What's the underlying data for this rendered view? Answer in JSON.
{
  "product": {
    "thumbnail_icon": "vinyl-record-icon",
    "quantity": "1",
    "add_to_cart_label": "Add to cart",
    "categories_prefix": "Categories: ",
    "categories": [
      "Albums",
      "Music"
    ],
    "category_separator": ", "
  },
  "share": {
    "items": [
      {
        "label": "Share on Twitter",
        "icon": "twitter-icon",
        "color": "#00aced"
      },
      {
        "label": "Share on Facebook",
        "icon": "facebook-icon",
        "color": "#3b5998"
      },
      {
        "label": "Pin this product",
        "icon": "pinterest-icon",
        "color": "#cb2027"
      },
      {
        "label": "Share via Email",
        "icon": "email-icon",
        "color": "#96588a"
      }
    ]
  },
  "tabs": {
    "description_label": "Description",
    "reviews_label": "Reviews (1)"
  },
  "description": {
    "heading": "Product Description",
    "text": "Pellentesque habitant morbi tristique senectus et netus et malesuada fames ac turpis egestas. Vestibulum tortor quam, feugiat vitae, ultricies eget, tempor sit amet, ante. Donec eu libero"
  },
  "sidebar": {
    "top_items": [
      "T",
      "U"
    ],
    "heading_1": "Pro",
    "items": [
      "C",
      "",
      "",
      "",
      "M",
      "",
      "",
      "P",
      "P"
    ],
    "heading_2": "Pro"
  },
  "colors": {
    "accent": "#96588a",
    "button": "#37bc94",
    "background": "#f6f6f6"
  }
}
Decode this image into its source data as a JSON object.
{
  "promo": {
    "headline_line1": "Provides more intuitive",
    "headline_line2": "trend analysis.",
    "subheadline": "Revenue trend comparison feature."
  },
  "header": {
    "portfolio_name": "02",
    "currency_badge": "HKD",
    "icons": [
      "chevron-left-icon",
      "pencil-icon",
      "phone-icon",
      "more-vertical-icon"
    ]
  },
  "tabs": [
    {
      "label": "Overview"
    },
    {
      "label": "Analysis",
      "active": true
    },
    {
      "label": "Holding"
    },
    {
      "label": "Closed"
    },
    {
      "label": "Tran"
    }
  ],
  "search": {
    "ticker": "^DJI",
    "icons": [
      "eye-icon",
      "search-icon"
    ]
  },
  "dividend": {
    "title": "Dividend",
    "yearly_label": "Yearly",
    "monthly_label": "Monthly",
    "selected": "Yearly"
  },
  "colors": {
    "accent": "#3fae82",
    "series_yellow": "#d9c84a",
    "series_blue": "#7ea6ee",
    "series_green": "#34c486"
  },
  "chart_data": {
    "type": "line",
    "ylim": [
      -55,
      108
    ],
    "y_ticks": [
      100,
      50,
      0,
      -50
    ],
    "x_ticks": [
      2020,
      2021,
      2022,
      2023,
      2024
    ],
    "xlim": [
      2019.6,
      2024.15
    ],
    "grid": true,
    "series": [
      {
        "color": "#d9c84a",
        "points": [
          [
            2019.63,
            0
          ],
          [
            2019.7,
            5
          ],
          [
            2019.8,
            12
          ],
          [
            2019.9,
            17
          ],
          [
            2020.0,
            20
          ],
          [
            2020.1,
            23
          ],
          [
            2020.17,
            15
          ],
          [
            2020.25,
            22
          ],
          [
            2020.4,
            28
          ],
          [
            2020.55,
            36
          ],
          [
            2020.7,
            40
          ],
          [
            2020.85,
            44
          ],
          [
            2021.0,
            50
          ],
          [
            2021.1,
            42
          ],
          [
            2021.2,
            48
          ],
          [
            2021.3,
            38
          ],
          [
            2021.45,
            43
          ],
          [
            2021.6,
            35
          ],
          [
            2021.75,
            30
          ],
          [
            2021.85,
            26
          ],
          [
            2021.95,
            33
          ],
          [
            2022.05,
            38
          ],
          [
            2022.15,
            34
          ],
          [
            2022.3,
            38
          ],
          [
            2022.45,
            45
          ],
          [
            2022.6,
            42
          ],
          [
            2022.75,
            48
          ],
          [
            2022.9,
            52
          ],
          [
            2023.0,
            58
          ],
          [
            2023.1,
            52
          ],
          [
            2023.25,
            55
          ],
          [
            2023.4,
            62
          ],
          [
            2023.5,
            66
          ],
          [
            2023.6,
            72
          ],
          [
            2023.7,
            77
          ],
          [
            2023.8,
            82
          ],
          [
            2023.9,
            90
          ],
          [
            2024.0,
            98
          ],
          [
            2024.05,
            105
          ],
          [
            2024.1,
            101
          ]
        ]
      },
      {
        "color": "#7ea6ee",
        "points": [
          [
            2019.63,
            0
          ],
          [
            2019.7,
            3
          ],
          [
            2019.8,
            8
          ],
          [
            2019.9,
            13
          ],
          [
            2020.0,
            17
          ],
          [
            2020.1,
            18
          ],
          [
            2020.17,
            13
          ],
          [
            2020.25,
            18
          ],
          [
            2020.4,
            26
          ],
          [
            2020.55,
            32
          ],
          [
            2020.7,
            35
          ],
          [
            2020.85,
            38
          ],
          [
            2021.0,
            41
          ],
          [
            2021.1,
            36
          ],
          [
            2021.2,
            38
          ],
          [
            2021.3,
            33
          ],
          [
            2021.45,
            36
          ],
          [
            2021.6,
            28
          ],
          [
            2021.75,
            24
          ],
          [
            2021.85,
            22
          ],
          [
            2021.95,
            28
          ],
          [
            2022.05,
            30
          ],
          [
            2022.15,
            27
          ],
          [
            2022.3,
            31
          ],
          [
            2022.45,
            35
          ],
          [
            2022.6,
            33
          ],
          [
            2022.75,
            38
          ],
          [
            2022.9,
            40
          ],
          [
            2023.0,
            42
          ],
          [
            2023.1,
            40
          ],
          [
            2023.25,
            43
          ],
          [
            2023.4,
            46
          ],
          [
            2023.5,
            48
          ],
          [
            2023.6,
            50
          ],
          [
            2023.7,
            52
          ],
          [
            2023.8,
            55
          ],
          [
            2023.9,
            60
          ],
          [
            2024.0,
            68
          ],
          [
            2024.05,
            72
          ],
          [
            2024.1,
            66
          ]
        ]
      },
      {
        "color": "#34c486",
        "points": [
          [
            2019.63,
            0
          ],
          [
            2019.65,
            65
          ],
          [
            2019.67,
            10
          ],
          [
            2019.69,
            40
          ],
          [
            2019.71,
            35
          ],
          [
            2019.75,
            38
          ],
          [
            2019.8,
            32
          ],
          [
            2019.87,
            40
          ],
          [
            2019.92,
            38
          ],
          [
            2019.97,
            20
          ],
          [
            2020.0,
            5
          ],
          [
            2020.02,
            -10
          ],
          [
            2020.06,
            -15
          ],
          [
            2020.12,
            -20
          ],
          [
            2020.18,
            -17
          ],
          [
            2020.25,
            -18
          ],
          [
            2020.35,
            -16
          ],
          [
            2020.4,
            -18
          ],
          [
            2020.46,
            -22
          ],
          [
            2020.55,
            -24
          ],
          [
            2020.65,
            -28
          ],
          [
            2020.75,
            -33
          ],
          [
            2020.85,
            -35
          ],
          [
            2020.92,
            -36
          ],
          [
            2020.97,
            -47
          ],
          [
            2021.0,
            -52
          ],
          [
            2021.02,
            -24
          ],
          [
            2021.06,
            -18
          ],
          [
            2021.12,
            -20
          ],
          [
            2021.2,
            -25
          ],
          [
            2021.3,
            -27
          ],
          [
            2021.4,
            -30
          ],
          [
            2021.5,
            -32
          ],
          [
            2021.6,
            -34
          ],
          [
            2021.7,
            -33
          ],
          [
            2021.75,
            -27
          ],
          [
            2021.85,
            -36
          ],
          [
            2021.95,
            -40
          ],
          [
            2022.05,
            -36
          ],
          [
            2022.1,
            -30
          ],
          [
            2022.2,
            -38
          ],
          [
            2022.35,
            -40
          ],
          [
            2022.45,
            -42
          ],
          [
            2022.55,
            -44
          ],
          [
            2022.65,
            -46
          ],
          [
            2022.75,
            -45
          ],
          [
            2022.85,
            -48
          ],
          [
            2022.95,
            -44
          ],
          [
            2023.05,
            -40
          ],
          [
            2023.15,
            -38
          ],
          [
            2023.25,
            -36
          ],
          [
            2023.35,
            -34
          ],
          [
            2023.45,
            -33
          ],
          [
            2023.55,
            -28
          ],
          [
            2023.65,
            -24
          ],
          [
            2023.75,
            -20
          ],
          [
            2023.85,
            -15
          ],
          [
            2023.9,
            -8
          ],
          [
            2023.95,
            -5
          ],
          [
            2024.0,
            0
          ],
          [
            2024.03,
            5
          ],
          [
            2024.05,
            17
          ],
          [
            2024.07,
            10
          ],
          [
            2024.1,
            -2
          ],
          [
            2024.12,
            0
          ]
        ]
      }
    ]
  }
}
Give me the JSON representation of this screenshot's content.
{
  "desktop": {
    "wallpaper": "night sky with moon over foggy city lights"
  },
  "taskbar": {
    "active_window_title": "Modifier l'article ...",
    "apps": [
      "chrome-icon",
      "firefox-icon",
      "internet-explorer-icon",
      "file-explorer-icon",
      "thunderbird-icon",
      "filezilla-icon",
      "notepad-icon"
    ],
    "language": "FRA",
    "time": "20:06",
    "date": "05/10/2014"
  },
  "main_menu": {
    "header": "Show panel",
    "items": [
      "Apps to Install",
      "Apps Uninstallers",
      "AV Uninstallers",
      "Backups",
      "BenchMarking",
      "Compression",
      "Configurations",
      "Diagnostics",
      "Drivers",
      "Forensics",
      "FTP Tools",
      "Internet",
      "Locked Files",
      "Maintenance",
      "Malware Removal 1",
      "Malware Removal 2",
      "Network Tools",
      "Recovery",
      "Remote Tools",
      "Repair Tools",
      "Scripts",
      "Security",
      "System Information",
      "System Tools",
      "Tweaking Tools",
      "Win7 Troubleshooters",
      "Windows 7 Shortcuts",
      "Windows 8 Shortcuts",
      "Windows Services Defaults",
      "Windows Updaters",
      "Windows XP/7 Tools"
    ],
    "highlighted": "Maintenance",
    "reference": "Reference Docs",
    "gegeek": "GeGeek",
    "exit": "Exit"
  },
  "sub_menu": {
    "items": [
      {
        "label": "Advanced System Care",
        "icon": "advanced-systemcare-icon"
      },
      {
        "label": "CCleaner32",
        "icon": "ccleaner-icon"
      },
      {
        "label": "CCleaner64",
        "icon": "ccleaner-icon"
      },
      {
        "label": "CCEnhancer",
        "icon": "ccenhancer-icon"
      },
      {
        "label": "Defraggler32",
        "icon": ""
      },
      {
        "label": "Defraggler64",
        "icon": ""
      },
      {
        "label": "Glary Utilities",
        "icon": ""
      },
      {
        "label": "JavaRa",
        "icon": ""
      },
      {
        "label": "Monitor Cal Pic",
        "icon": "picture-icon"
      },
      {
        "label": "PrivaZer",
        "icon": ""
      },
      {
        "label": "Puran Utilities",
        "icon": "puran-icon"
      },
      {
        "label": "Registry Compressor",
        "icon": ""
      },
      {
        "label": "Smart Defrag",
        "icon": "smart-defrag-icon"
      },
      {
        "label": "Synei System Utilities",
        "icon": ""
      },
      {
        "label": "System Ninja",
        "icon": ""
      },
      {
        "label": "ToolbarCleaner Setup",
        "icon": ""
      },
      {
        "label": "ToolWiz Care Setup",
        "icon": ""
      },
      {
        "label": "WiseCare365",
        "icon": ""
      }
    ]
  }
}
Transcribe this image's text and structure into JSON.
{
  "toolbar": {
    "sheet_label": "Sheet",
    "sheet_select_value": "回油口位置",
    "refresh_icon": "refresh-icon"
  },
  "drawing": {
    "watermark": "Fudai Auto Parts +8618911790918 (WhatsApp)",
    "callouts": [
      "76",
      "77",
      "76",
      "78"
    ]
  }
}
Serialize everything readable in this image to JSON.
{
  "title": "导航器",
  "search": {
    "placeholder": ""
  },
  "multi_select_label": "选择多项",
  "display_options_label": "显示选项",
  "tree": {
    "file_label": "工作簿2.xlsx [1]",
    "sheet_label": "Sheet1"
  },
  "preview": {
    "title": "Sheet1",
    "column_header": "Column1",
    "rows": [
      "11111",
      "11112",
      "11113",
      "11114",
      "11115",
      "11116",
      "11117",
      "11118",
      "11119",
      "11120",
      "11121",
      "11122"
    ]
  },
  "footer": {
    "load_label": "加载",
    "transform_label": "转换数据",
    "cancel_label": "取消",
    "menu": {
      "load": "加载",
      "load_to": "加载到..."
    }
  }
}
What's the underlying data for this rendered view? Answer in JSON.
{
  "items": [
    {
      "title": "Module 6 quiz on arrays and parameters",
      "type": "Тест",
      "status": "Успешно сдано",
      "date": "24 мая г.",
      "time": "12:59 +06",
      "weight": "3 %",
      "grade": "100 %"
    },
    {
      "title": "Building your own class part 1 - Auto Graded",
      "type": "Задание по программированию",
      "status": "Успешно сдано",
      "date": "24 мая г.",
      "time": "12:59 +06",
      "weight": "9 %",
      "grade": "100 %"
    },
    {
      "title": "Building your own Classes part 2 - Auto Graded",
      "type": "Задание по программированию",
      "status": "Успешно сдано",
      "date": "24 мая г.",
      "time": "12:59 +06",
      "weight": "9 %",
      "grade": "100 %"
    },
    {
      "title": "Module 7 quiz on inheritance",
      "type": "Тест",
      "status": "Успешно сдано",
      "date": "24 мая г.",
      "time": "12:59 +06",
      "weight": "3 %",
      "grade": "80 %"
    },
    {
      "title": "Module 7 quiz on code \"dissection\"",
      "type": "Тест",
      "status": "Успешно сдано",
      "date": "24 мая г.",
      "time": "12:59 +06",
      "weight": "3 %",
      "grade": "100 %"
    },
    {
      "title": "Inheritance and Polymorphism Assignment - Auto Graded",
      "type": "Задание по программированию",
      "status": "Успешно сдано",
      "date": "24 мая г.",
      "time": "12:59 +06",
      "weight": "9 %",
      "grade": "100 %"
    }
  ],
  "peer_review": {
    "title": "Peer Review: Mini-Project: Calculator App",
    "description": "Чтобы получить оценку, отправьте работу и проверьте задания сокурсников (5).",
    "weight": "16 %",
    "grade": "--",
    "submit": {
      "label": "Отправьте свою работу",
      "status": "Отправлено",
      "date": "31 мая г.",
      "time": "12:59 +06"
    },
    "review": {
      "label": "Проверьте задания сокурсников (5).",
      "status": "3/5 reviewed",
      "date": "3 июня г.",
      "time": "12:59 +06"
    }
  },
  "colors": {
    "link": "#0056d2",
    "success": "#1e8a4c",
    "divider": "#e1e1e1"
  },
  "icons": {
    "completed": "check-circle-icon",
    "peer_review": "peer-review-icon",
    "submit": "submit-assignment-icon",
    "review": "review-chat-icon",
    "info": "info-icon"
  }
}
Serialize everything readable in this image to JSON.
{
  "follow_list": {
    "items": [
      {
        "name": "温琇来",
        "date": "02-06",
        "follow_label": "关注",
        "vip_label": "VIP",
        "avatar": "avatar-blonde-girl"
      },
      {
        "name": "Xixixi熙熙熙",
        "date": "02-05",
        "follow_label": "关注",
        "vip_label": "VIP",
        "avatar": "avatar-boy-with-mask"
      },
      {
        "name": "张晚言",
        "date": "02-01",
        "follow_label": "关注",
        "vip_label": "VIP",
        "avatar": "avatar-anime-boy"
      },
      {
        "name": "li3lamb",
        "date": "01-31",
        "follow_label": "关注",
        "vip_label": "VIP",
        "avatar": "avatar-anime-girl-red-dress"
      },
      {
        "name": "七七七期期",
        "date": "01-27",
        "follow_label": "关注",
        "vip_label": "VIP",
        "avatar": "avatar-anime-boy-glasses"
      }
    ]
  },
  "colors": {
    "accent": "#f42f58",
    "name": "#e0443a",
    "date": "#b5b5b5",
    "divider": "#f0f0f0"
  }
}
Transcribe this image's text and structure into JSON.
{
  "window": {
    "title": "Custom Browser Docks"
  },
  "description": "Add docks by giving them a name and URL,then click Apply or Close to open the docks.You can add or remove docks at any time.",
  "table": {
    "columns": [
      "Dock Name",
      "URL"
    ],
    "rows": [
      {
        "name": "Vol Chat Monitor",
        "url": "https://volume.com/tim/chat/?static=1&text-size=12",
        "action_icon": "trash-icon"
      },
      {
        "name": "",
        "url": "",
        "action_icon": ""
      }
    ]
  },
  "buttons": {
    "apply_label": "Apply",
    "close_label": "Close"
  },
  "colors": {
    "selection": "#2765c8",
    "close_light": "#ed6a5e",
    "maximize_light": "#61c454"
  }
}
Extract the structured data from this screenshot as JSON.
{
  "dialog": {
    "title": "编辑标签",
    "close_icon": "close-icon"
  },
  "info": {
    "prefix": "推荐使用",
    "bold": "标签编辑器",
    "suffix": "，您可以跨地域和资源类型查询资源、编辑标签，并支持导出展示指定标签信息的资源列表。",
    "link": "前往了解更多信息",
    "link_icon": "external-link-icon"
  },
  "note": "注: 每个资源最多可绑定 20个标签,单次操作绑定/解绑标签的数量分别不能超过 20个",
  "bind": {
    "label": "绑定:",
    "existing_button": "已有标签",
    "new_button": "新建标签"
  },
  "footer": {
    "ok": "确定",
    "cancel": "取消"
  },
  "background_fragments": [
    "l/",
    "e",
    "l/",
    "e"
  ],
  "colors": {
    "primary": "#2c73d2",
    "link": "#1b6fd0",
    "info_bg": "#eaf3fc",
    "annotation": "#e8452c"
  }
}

• [The exercise]:
Set out every line from the material that contains the string "Building".

• [Task answer]:
      "title": "Building your own class part 1 - Auto Graded",
      "title": "Building your own Classes part 2 - Auto Graded",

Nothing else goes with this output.